- _Dataset items_
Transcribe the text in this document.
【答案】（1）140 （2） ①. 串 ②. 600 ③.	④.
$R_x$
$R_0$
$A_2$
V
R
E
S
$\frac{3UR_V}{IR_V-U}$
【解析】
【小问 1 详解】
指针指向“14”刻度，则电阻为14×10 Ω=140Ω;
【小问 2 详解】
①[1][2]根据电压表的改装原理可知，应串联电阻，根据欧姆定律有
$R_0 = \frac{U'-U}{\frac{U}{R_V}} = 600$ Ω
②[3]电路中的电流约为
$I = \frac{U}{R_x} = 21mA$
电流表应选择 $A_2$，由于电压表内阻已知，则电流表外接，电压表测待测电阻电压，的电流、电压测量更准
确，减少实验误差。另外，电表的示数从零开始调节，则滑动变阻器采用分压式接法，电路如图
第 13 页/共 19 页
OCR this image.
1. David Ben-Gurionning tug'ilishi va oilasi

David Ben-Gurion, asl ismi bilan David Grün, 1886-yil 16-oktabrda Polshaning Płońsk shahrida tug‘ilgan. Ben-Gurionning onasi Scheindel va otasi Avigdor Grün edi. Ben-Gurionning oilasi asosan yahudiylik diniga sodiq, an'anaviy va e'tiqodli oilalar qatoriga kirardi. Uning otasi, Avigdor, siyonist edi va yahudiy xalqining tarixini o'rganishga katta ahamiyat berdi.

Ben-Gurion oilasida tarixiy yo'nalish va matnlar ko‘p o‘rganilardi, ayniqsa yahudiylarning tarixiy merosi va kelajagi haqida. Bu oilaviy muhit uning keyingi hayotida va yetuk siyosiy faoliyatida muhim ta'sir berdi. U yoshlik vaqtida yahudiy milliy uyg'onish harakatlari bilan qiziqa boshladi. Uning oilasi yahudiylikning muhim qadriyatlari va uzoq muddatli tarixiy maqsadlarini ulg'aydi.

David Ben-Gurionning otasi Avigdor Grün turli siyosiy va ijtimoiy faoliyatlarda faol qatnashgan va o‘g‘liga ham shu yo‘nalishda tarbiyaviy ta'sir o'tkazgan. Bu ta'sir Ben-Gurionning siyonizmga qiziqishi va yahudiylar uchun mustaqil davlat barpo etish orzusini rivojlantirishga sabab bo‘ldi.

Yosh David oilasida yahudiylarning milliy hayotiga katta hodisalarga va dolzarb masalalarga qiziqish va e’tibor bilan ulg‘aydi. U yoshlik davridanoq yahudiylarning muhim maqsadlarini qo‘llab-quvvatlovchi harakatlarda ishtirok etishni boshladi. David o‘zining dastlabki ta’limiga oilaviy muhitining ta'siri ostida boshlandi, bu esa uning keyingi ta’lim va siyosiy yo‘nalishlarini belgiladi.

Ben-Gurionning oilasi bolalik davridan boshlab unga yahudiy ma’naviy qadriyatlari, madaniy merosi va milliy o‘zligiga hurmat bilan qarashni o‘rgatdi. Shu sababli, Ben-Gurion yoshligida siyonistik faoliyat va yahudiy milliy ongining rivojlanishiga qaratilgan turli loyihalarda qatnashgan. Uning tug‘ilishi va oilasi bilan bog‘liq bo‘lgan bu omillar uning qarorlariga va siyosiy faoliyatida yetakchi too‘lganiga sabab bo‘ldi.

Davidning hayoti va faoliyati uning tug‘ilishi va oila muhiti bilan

- _REQUIRED WORK_
Take the listing above and set it down exactly.

- _THE RESULT_
Transcribe the text in this document.
【答案】（1）140 （2） ①. 串 ②. 600 ③.	④.
$R_x$
$R_0$
$A_2$
V
R
E
S
$\frac{3UR_V}{IR_V-U}$
【解析】
【小问 1 详解】
指针指向“14”刻度，则电阻为14×10 Ω=140Ω;
【小问 2 详解】
①[1][2]根据电压表的改装原理可知，应串联电阻，根据欧姆定律有
$R_0 = \frac{U'-U}{\frac{U}{R_V}} = 600$ Ω
②[3]电路中的电流约为
$I = \frac{U}{R_x} = 21mA$
电流表应选择 $A_2$，由于电压表内阻已知，则电流表外接，电压表测待测电阻电压，的电流、电压测量更准
确，减少实验误差。另外，电表的示数从零开始调节，则滑动变阻器采用分压式接法，电路如图
第 13 页/共 19 页
OCR this image.
1. David Ben-Gurionning tug'ilishi va oilasi

David Ben-Gurion, asl ismi bilan David Grün, 1886-yil 16-oktabrda Polshaning Płońsk shahrida tug‘ilgan. Ben-Gurionning onasi Scheindel va otasi Avigdor Grün edi. Ben-Gurionning oilasi asosan yahudiylik diniga sodiq, an'anaviy va e'tiqodli oilalar qatoriga kirardi. Uning otasi, Avigdor, siyonist edi va yahudiy xalqining tarixini o'rganishga katta ahamiyat berdi.

Ben-Gurion oilasida tarixiy yo'nalish va matnlar ko‘p o‘rganilardi, ayniqsa yahudiylarning tarixiy merosi va kelajagi haqida. Bu oilaviy muhit uning keyingi hayotida va yetuk siyosiy faoliyatida muhim ta'sir berdi. U yoshlik vaqtida yahudiy milliy uyg'onish harakatlari bilan qiziqa boshladi. Uning oilasi yahudiylikning muhim qadriyatlari va uzoq muddatli tarixiy maqsadlarini ulg'aydi.

David Ben-Gurionning otasi Avigdor Grün turli siyosiy va ijtimoiy faoliyatlarda faol qatnashgan va o‘g‘liga ham shu yo‘nalishda tarbiyaviy ta'sir o'tkazgan. Bu ta'sir Ben-Gurionning siyonizmga qiziqishi va yahudiylar uchun mustaqil davlat barpo etish orzusini rivojlantirishga sabab bo‘ldi.

Yosh David oilasida yahudiylarning milliy hayotiga katta hodisalarga va dolzarb masalalarga qiziqish va e’tibor bilan ulg‘aydi. U yoshlik davridanoq yahudiylarning muhim maqsadlarini qo‘llab-quvvatlovchi harakatlarda ishtirok etishni boshladi. David o‘zining dastlabki ta’limiga oilaviy muhitining ta'siri ostida boshlandi, bu esa uning keyingi ta’lim va siyosiy yo‘nalishlarini belgiladi.

Ben-Gurionning oilasi bolalik davridan boshlab unga yahudiy ma’naviy qadriyatlari, madaniy merosi va milliy o‘zligiga hurmat bilan qarashni o‘rgatdi. Shu sababli, Ben-Gurion yoshligida siyonistik faoliyat va yahudiy milliy ongining rivojlanishiga qaratilgan turli loyihalarda qatnashgan. Uning tug‘ilishi va oilasi bilan bog‘liq bo‘lgan bu omillar uning qarorlariga va siyosiy faoliyatida yetakchi too‘lganiga sabab bo‘ldi.

Davidning hayoti va faoliyati uning tug‘ilishi va oila muhiti bilan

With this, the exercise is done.